Reply with only the number of lines that contain the string "областного".

Dataset items
────────────────────
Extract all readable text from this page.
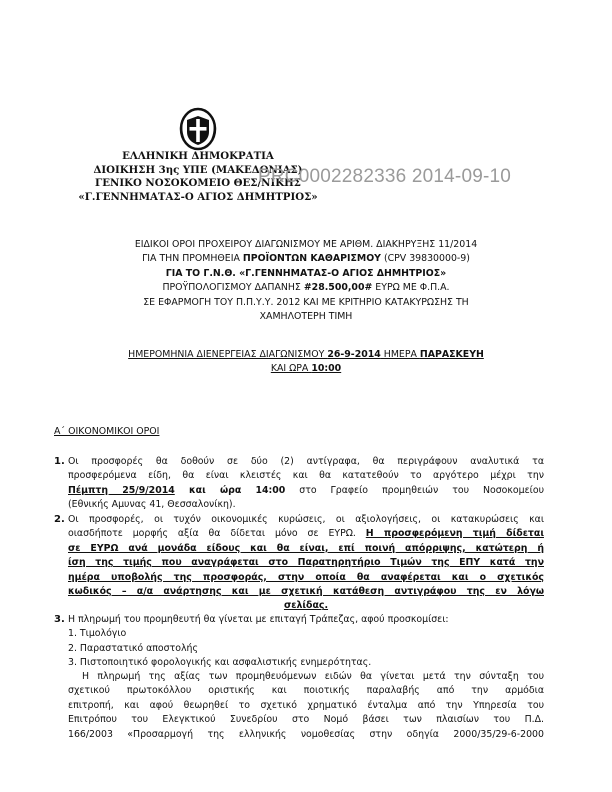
ΕΛΛΗΝΙΚΗ ΔΗΜΟΚΡΑΤΙΑ
ΔΙΟΙΚΗΣΗ 3ης ΥΠΕ (ΜΑΚΕΔΟΝΙΑΣ)
ΓΕΝΙΚΟ ΝΟΣΟΚΟΜΕΙΟ ΘΕΣ/ΝΙΚΗΣ
«Γ.ΓΕΝΝΗΜΑΤΑΣ-Ο ΑΓΙΟΣ ΔΗΜΗΤΡΙΟΣ»
PRC0002282336 2014-09-10
ΕΙΔΙΚΟΙ ΟΡΟΙ ΠΡΟΧΕΙΡΟΥ ΔΙΑΓΩΝΙΣΜΟΥ ΜΕ ΑΡΙΘΜ. ΔΙΑΚΗΡΥΞΗΣ 11/2014
ΓΙΑ ΤΗΝ ΠΡΟΜΗΘΕΙΑ ΠΡΟΪΟΝΤΩΝ ΚΑΘΑΡΙΣΜΟΥ (CPV 39830000-9)
ΓΙΑ ΤΟ Γ.Ν.Θ. «Γ.ΓΕΝΝΗΜΑΤΑΣ-Ο ΑΓΙΟΣ ΔΗΜΗΤΡΙΟΣ»
ΠΡΟΫΠΟΛΟΓΙΣΜΟΥ ΔΑΠΑΝΗΣ #28.500,00# ΕΥΡΩ ΜΕ Φ.Π.Α.
ΣΕ ΕΦΑΡΜΟΓΗ ΤΟΥ Π.Π.Υ.Υ. 2012 ΚΑΙ ΜΕ ΚΡΙΤΗΡΙΟ ΚΑΤΑΚΥΡΩΣΗΣ ΤΗ
ΧΑΜΗΛΟΤΕΡΗ ΤΙΜΗ
ΗΜΕΡΟΜΗΝΙΑ ΔΙΕΝΕΡΓΕΙΑΣ ΔΙΑΓΩΝΙΣΜΟΥ 26-9-2014 ΗΜΕΡΑ ΠΑΡΑΣΚΕΥΗ
ΚΑΙ ΩΡΑ 10:00
Α΄ ΟΙΚΟΝΟΜΙΚΟΙ ΟΡΟΙ
1. Οι προσφορές θα δοθούν σε δύο (2) αντίγραφα, θα περιγράφουν αναλυτικά τα
προσφερόμενα είδη, θα είναι κλειστές και θα κατατεθούν το αργότερο μέχρι την
Πέμπτη 25/9/2014 και ώρα 14:00 στο Γραφείο προμηθειών του Νοσοκομείου
(Εθνικής Αμυνας 41, Θεσσαλονίκη).
2. Οι προσφορές, οι τυχόν οικονομικές κυρώσεις, οι αξιολογήσεις, οι κατακυρώσεις και
οιασδήποτε μορφής αξία θα δίδεται μόνο σε ΕΥΡΩ. Η προσφερόμενη τιμή δίδεται
σε ΕΥΡΩ ανά μονάδα είδους και θα είναι, επί ποινή απόρριψης, κατώτερη ή
ίση της τιμής που αναγράφεται στο Παρατηρητήριο Τιμών της ΕΠΥ κατά την
ημέρα υποβολής της προσφοράς, στην οποία θα αναφέρεται και ο σχετικός
κωδικός – α/α ανάρτησης και με σχετική κατάθεση αντιγράφου της εν λόγω
σελίδας.
3. Η πληρωμή του προμηθευτή θα γίνεται με επιταγή Τράπεζας, αφού προσκομίσει:
1. Τιμολόγιο
2. Παραστατικό αποστολής
3. Πιστοποιητικό φορολογικής και ασφαλιστικής ενημερότητας.
Η πληρωμή της αξίας των προμηθευόμενων ειδών θα γίνεται μετά την σύνταξη του
σχετικού πρωτοκόλλου οριστικής και ποιοτικής παραλαβής από την αρμόδια
επιτροπή, και αφού θεωρηθεί το σχετικό χρηματικό ένταλμα από την Υπηρεσία του
Επιτρόπου του Ελεγκτικού Συνεδρίου στο Νομό βάσει των πλαισίων του Π.Δ.
166/2003 «Προσαρμογή της ελληνικής νομοθεσίας στην οδηγία 2000/35/29-6-2000
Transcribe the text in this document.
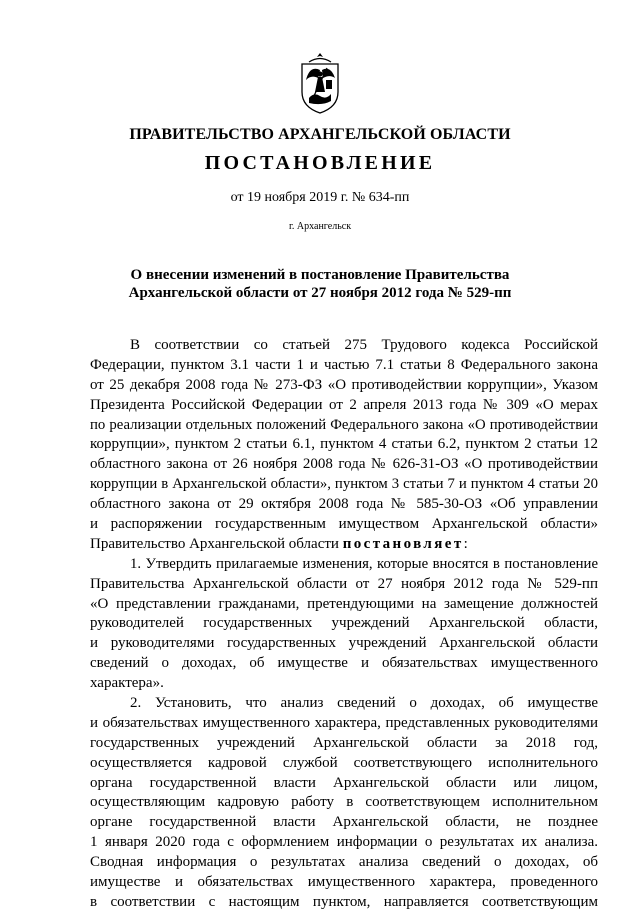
ПРАВИТЕЛЬСТВО АРХАНГЕЛЬСКОЙ ОБЛАСТИ
ПОСТАНОВЛЕНИЕ
от 19 ноября 2019 г. № 634-пп
г. Архангельск
О внесении изменений в постановление Правительства
Архангельской области от 27 ноября 2012 года № 529-пп
В соответствии со статьей 275 Трудового кодекса Российской
Федерации, пунктом 3.1 части 1 и частью 7.1 статьи 8 Федерального закона
от 25 декабря 2008 года № 273-ФЗ «О противодействии коррупции», Указом
Президента Российской Федерации от 2 апреля 2013 года № 309 «О мерах
по реализации отдельных положений Федерального закона «О противодействии
коррупции», пунктом 2 статьи 6.1, пунктом 4 статьи 6.2, пунктом 2 статьи 12
областного закона от 26 ноября 2008 года № 626-31-ОЗ «О противодействии
коррупции в Архангельской области», пунктом 3 статьи 7 и пунктом 4 статьи 20
областного закона от 29 октября 2008 года № 585-30-ОЗ «Об управлении
и распоряжении государственным имуществом Архангельской области»
Правительство Архангельской области постановляет:
1. Утвердить прилагаемые изменения, которые вносятся в постановление
Правительства Архангельской области от 27 ноября 2012 года № 529-пп
«О представлении гражданами, претендующими на замещение должностей
руководителей государственных учреждений Архангельской области,
и руководителями государственных учреждений Архангельской области
сведений о доходах, об имуществе и обязательствах имущественного
характера».
2. Установить, что анализ сведений о доходах, об имуществе
и обязательствах имущественного характера, представленных руководителями
государственных учреждений Архангельской области за 2018 год,
осуществляется кадровой службой соответствующего исполнительного
органа государственной власти Архангельской области или лицом,
осуществляющим кадровую работу в соответствующем исполнительном
органе государственной власти Архангельской области, не позднее
1 января 2020 года с оформлением информации о результатах их анализа.
Сводная информация о результатах анализа сведений о доходах, об
имуществе и обязательствах имущественного характера, проведенного
в соответствии с настоящим пунктом, направляется соответствующим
────────────────────
▶ [RESPONSE] 2